There are indices defined on all reference property names, constraints defined on the various IDs (the code generates a unique ID for each instance of a labeled node), and I've defined label and node indices according to the documentation.

I've seen references to "metrics" in the new documentation, but I don't see how to connect those metrics to what I'm seeing. So far as I know, I've not turned on any of that.

I dialed back the batch size of the above query to 500 to see if I was somehow running out of memory.

Why is the CPU utilization so low? Why do these queries sometimes take so long?

I've been chasing this since last week, and I've run out of things to look at. I invite guidance about what to instrument and how to do so.

Is there some combination of neo4j.conf that restrict CPU utilization? What could make Neo4J spend so little time doing anything when there is so much to be done?

This is a show-stopper.

My next step -- tomorrow morning -- is to revert to an earlier version of Neo4J.

I run behind enough firewalls (on AWS EC2) that I'm frankly ready to go back to whatever version was before all these "log4j" changes. Neo4J has been solid, reliable, and robust for years.

Extracted information:
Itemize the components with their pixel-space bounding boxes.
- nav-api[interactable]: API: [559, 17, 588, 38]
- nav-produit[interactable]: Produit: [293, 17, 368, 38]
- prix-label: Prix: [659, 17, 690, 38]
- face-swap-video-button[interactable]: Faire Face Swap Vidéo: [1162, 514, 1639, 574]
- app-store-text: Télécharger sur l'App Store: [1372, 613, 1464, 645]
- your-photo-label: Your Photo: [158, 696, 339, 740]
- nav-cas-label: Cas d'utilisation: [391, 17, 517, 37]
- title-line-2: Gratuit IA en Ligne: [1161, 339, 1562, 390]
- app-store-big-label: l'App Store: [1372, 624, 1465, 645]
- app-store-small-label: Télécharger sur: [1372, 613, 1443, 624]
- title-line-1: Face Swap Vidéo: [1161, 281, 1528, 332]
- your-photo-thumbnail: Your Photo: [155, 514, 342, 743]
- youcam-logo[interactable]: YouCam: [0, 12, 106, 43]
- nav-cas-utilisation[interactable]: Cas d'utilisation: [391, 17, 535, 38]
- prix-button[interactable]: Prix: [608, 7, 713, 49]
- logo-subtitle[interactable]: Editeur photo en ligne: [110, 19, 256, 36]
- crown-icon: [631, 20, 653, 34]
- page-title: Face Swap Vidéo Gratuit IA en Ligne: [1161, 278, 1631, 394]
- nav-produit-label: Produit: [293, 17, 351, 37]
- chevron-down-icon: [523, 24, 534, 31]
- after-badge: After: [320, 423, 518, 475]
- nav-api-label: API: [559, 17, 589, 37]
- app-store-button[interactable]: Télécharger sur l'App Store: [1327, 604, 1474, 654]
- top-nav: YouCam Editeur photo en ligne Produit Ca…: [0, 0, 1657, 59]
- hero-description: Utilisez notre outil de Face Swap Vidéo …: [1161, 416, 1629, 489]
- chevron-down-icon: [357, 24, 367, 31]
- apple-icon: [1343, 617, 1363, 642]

Exercise requirements:
Answer these from the post about slow Neo4J queries:
1. What batch size did the writer cut the query down to?
2. When does the writer plan to go back to an earlier version of Neo4J?
3. Where does the writer say they run, behind firewalls?

Answer to this task:
1. 500
2. Tomorrow morning
3. On AWS EC2